EXERCISE DESCRIPTION ::
Go through the material and tally the lines containing the string "Start". Give the total alone.

---

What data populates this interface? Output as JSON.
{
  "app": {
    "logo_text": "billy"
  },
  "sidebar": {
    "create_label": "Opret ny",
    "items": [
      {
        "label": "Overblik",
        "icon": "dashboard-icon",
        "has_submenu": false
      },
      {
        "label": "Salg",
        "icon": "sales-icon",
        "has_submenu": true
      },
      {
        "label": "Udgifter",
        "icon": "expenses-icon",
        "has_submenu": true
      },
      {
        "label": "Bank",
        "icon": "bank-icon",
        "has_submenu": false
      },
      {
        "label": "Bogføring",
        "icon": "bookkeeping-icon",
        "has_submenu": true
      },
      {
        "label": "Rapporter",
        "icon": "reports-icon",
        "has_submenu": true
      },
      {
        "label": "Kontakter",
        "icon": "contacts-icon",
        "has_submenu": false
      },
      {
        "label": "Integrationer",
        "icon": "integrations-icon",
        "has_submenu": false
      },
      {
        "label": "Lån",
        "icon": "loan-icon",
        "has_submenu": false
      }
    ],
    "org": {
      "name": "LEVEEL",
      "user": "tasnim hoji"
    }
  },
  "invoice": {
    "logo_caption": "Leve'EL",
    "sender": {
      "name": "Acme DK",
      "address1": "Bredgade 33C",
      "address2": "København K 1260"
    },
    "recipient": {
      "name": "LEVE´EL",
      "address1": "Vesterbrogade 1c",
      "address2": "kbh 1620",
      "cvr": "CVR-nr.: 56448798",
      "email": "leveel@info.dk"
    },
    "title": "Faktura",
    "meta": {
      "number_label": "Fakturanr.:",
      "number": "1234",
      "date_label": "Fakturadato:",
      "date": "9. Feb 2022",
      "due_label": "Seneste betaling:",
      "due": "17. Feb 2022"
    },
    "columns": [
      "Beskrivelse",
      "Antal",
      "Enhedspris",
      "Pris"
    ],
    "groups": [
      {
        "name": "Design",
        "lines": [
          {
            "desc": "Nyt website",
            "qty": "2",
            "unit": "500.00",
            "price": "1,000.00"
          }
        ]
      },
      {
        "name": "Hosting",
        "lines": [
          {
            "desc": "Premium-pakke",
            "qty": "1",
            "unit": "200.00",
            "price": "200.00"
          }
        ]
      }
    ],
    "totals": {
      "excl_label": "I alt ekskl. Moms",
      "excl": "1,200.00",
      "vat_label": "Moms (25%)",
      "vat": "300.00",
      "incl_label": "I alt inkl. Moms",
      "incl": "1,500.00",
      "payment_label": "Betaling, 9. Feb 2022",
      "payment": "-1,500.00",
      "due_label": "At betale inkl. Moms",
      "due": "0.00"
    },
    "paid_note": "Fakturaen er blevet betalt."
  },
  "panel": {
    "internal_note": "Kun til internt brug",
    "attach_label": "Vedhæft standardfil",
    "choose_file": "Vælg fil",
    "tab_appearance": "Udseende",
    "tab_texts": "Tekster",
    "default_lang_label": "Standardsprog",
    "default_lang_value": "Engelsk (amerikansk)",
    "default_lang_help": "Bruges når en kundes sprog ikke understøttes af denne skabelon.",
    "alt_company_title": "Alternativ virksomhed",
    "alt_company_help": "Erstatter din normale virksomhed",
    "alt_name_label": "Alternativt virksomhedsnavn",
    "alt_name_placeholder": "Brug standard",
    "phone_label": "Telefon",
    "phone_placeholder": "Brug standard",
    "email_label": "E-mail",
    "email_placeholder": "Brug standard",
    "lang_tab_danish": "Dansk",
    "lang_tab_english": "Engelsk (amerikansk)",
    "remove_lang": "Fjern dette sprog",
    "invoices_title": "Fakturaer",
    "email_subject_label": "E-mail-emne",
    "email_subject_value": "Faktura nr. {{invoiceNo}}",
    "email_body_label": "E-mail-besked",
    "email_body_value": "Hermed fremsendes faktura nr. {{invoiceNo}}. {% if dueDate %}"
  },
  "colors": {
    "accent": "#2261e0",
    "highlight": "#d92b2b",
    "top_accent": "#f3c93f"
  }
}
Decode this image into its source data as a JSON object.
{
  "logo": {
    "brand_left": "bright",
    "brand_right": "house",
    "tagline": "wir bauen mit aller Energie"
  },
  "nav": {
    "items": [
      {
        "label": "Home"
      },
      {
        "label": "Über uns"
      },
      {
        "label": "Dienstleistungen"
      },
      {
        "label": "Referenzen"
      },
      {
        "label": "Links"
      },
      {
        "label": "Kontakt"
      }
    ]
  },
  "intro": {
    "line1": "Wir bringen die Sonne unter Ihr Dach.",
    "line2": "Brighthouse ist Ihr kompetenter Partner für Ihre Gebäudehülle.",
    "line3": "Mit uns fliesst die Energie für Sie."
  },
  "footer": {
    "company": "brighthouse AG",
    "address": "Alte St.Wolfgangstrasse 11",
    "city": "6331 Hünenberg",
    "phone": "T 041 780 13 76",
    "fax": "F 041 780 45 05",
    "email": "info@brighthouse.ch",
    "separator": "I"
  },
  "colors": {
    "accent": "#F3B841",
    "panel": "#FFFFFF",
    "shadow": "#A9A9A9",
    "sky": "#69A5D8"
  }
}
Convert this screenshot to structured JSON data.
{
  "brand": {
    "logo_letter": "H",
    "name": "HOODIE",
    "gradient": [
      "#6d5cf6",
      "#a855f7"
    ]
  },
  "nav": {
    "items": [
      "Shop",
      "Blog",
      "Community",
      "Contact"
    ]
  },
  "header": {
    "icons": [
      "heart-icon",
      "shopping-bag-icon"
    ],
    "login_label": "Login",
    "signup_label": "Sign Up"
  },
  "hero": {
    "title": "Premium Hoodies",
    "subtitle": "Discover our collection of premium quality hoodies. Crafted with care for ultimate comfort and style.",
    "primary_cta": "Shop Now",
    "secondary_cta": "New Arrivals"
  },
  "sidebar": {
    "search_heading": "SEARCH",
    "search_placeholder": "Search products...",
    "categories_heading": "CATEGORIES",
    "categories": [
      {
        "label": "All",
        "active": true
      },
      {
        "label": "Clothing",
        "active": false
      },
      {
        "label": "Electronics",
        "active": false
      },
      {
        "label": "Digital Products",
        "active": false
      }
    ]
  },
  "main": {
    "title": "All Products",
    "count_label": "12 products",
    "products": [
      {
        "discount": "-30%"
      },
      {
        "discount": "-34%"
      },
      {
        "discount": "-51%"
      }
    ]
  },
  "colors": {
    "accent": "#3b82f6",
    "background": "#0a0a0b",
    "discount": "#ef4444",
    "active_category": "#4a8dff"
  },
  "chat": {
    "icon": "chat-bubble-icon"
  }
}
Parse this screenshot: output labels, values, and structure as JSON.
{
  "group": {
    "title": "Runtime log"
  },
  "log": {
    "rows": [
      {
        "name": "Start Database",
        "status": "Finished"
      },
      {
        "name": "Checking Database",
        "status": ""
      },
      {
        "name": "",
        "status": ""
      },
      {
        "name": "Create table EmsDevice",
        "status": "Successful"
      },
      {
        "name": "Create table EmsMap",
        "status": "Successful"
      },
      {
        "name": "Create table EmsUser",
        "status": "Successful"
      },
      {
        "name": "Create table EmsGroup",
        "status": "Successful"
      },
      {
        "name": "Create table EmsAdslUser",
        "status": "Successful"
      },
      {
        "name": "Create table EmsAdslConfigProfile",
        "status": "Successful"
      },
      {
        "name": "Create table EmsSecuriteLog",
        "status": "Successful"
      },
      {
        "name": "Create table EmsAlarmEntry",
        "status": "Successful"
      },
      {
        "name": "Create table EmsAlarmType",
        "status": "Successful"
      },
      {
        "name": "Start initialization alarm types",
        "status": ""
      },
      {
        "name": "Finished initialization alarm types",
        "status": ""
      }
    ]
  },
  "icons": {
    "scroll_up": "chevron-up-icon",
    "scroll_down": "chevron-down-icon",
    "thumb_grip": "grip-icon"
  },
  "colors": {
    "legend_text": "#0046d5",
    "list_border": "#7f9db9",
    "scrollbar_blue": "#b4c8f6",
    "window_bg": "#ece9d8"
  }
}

---

THE SOLUTION ::
2